+++ Material supplied

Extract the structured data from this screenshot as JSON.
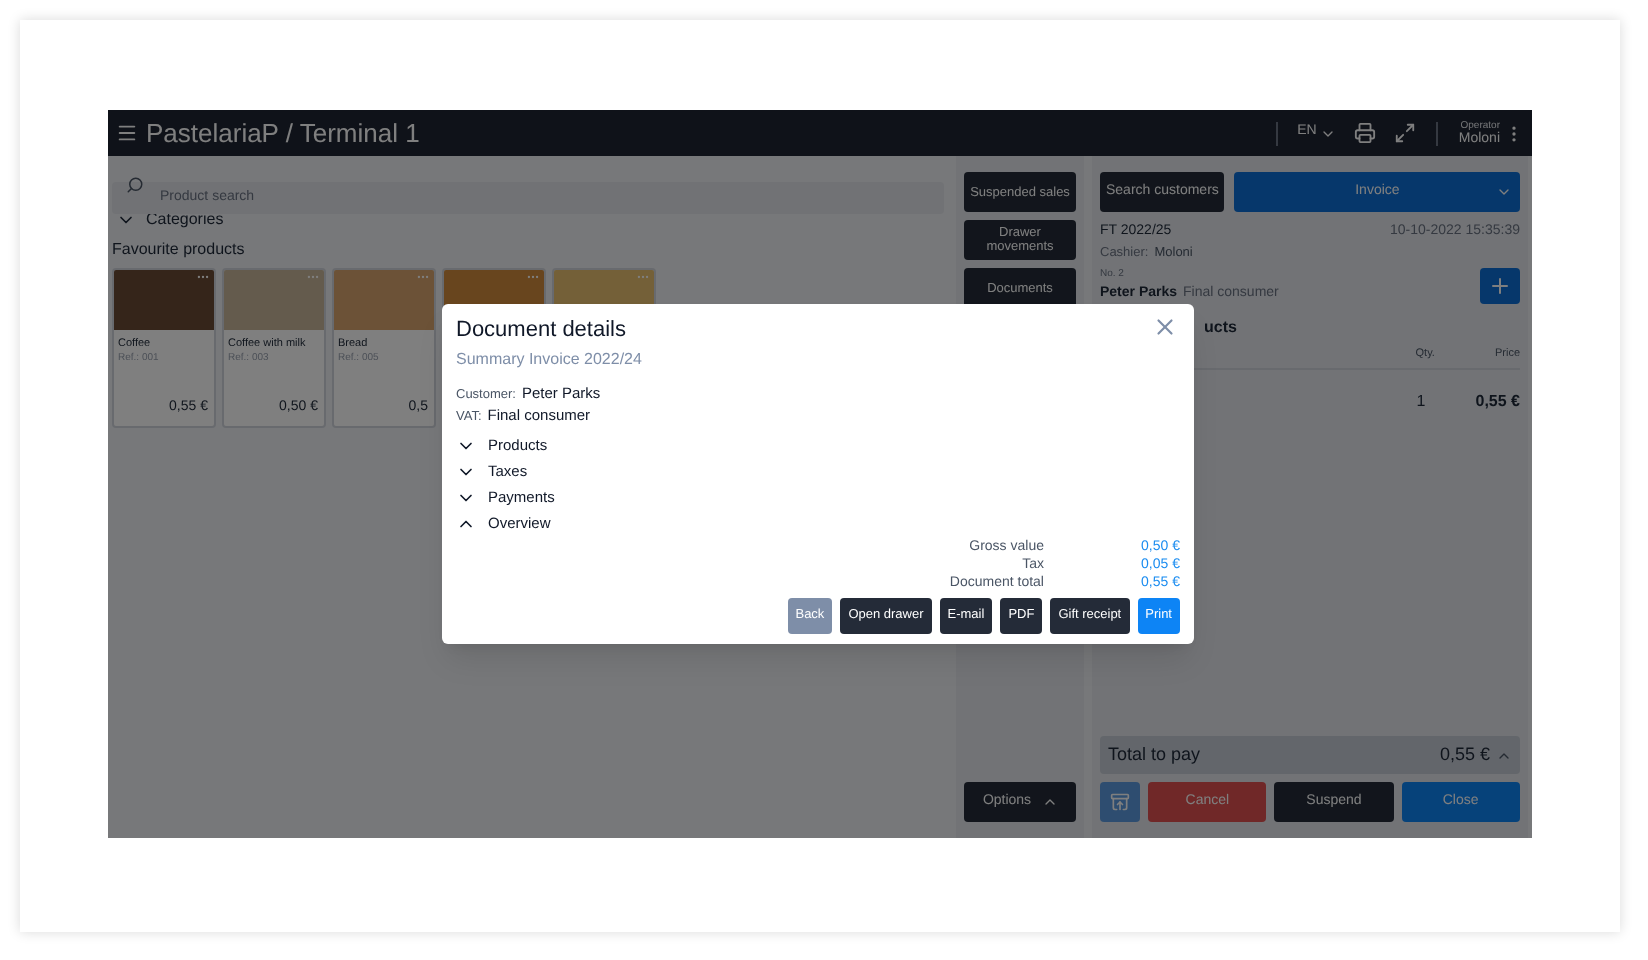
{
  "header": {
    "title": "PastelariaP / Terminal 1",
    "language": "EN",
    "operator_label": "Operator",
    "operator": "Moloni"
  },
  "left": {
    "search_placeholder": "Product search",
    "categories": {
      "label": "Categories",
      "expanded": false
    },
    "favourites_title": "Favourite products",
    "products": [
      {
        "kind": "full",
        "name": "Coffee",
        "ref": "Ref.: 001",
        "price": "0,55 €"
      },
      {
        "kind": "full",
        "name": "Coffee with milk",
        "ref": "Ref.: 003",
        "price": "0,50 €"
      },
      {
        "kind": "full",
        "name": "Bread",
        "ref": "Ref.: 005",
        "price": "0,5"
      },
      {
        "kind": "covered"
      },
      {
        "kind": "covered"
      }
    ]
  },
  "middle": {
    "buttons": [
      "Suspended sales",
      "Drawer movements",
      "Documents"
    ],
    "options": "Options"
  },
  "right": {
    "search_customers": "Search customers",
    "document_type": "Invoice",
    "doc_number": "FT 2022/25",
    "date": "10-10-2022 15:35:39",
    "cashier_label": "Cashier:",
    "cashier": "Moloni",
    "customer_no": "No. 2",
    "customer_name": "Peter Parks",
    "customer_vat": "Final consumer",
    "products_heading": "ucts",
    "columns": [
      "Qty.",
      "Price"
    ],
    "line": {
      "qty": "1",
      "price": "0,55 €"
    },
    "total_label": "Total to pay",
    "total": "0,55 €",
    "buttons": [
      {
        "label": "Cancel",
        "kind": "danger"
      },
      {
        "label": "Suspend",
        "kind": "dark"
      },
      {
        "label": "Close",
        "kind": "primary"
      }
    ]
  },
  "modal": {
    "title": "Document details",
    "subtitle": "Summary Invoice 2022/24",
    "customer_label": "Customer:",
    "customer": "Peter Parks",
    "vat_label": "VAT:",
    "vat": "Final consumer",
    "sections": [
      {
        "label": "Products",
        "expanded": false
      },
      {
        "label": "Taxes",
        "expanded": false
      },
      {
        "label": "Payments",
        "expanded": false
      },
      {
        "label": "Overview",
        "expanded": true
      }
    ],
    "overview": [
      {
        "label": "Gross value",
        "value": "0,50 €"
      },
      {
        "label": "Tax",
        "value": "0,05 €"
      },
      {
        "label": "Document total",
        "value": "0,55 €"
      }
    ],
    "buttons": [
      {
        "label": "Back",
        "kind": "secondary"
      },
      {
        "label": "Open drawer",
        "kind": "dark"
      },
      {
        "label": "E-mail",
        "kind": "dark"
      },
      {
        "label": "PDF",
        "kind": "dark"
      },
      {
        "label": "Gift receipt",
        "kind": "dark"
      },
      {
        "label": "Print",
        "kind": "primary"
      }
    ]
  }
}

++++++

Your task. Excluding the pictures, reproduce every entry exactly as given.

Final answer.
Extract the structured data from this screenshot as JSON.
{
  "header": {
    "title": "PastelariaP / Terminal 1",
    "language": "EN",
    "operator_label": "Operator",
    "operator": "Moloni"
  },
  "left": {
    "search_placeholder": "Product search",
    "categories": {
      "label": "Categories",
      "expanded": false
    },
    "favourites_title": "Favourite products",
    "products": [
      {
        "kind": "full",
        "name": "Coffee",
        "ref": "Ref.: 001",
        "price": "0,55 €"
      },
      {
        "kind": "full",
        "name": "Coffee with milk",
        "ref": "Ref.: 003",
        "price": "0,50 €"
      },
      {
        "kind": "full",
        "name": "Bread",
        "ref": "Ref.: 005",
        "price": "0,5"
      },
      {
        "kind": "covered"
      },
      {
        "kind": "covered"
      }
    ]
  },
  "middle": {
    "buttons": [
      "Suspended sales",
      "Drawer movements",
      "Documents"
    ],
    "options": "Options"
  },
  "right": {
    "search_customers": "Search customers",
    "document_type": "Invoice",
    "doc_number": "FT 2022/25",
    "date": "10-10-2022 15:35:39",
    "cashier_label": "Cashier:",
    "cashier": "Moloni",
    "customer_no": "No. 2",
    "customer_name": "Peter Parks",
    "customer_vat": "Final consumer",
    "products_heading": "ucts",
    "columns": [
      "Qty.",
      "Price"
    ],
    "line": {
      "qty": "1",
      "price": "0,55 €"
    },
    "total_label": "Total to pay",
    "total": "0,55 €",
    "buttons": [
      {
        "label": "Cancel",
        "kind": "danger"
      },
      {
        "label": "Suspend",
        "kind": "dark"
      },
      {
        "label": "Close",
        "kind": "primary"
      }
    ]
  },
  "modal": {
    "title": "Document details",
    "subtitle": "Summary Invoice 2022/24",
    "customer_label": "Customer:",
    "customer": "Peter Parks",
    "vat_label": "VAT:",
    "vat": "Final consumer",
    "sections": [
      {
        "label": "Products",
        "expanded": false
      },
      {
        "label": "Taxes",
        "expanded": false
      },
      {
        "label": "Payments",
        "expanded": false
      },
      {
        "label": "Overview",
        "expanded": true
      }
    ],
    "overview": [
      {
        "label": "Gross value",
        "value": "0,50 €"
      },
      {
        "label": "Tax",
        "value": "0,05 €"
      },
      {
        "label": "Document total",
        "value": "0,55 €"
      }
    ],
    "buttons": [
      {
        "label": "Back",
        "kind": "secondary"
      },
      {
        "label": "Open drawer",
        "kind": "dark"
      },
      {
        "label": "E-mail",
        "kind": "dark"
      },
      {
        "label": "PDF",
        "kind": "dark"
      },
      {
        "label": "Gift receipt",
        "kind": "dark"
      },
      {
        "label": "Print",
        "kind": "primary"
      }
    ]
  }
}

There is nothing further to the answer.